(Source records)
* * * * *

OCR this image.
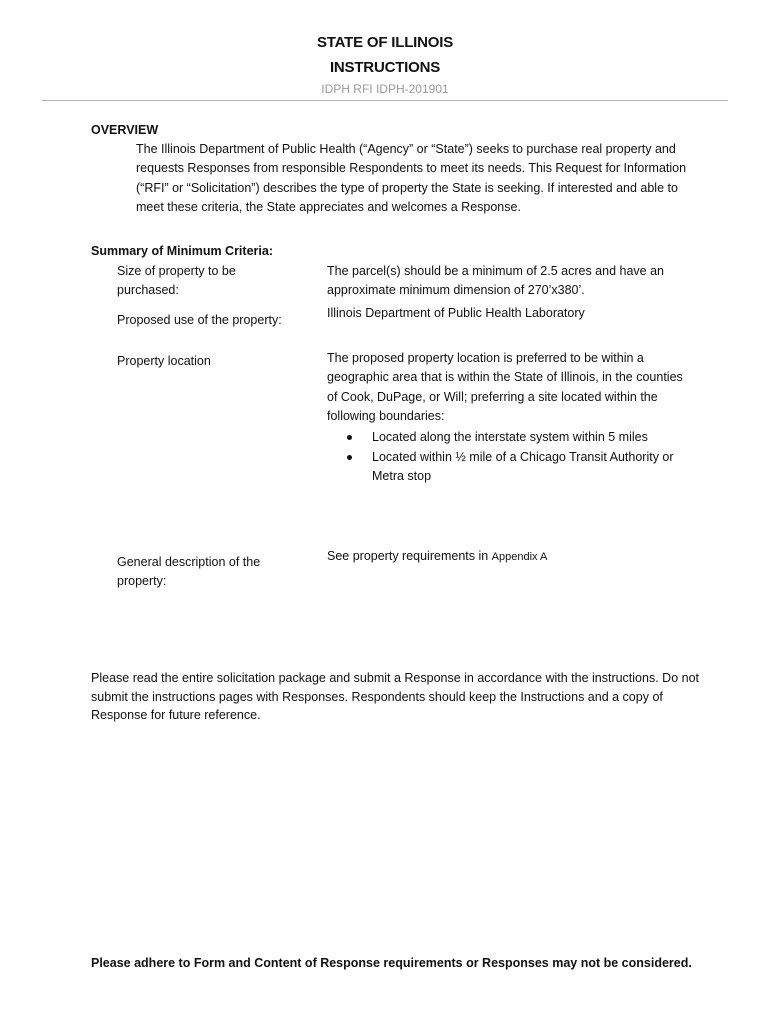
STATE OF ILLINOIS
INSTRUCTIONS
IDPH RFI IDPH-201901
OVERVIEW
The Illinois Department of Public Health (“Agency” or “State”) seeks to purchase real property and requests Responses from responsible Respondents to meet its needs. This Request for Information (“RFI” or “Solicitation”) describes the type of property the State is seeking. If interested and able to meet these criteria, the State appreciates and welcomes a Response.
Summary of Minimum Criteria:
Size of property to be purchased:
The parcel(s) should be a minimum of 2.5 acres and have an approximate minimum dimension of 270’x380’.
Proposed use of the property:	Illinois Department of Public Health Laboratory
Property location	The proposed property location is preferred to be within a geographic area that is within the State of Illinois, in the counties of Cook, DuPage, or Will; preferring a site located within the following boundaries:
Located along the interstate system within 5 miles
Located within ½ mile of a Chicago Transit Authority or Metra stop
General description of the property:
See property requirements in Appendix A
Please read the entire solicitation package and submit a Response in accordance with the instructions. Do not submit the instructions pages with Responses. Respondents should keep the Instructions and a copy of Response for future reference.
Please adhere to Form and Content of Response requirements or Responses may not be considered.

* * * * *

▶ **GIVEN EXERCISE**
Every entry above should be duplicated exactly. Do not include the images.

▶ **TASK OUTPUT**
OCR this image.
STATE OF ILLINOIS
INSTRUCTIONS
IDPH RFI IDPH-201901
OVERVIEW
The Illinois Department of Public Health (“Agency” or “State”) seeks to purchase real property and requests Responses from responsible Respondents to meet its needs. This Request for Information (“RFI” or “Solicitation”) describes the type of property the State is seeking. If interested and able to meet these criteria, the State appreciates and welcomes a Response.
Summary of Minimum Criteria:
Size of property to be purchased:
The parcel(s) should be a minimum of 2.5 acres and have an approximate minimum dimension of 270’x380’.
Proposed use of the property:	Illinois Department of Public Health Laboratory
Property location	The proposed property location is preferred to be within a geographic area that is within the State of Illinois, in the counties of Cook, DuPage, or Will; preferring a site located within the following boundaries:
Located along the interstate system within 5 miles
Located within ½ mile of a Chicago Transit Authority or Metra stop
General description of the property:
See property requirements in Appendix A
Please read the entire solicitation package and submit a Response in accordance with the instructions. Do not submit the instructions pages with Responses. Respondents should keep the Instructions and a copy of Response for future reference.
Please adhere to Form and Content of Response requirements or Responses may not be considered.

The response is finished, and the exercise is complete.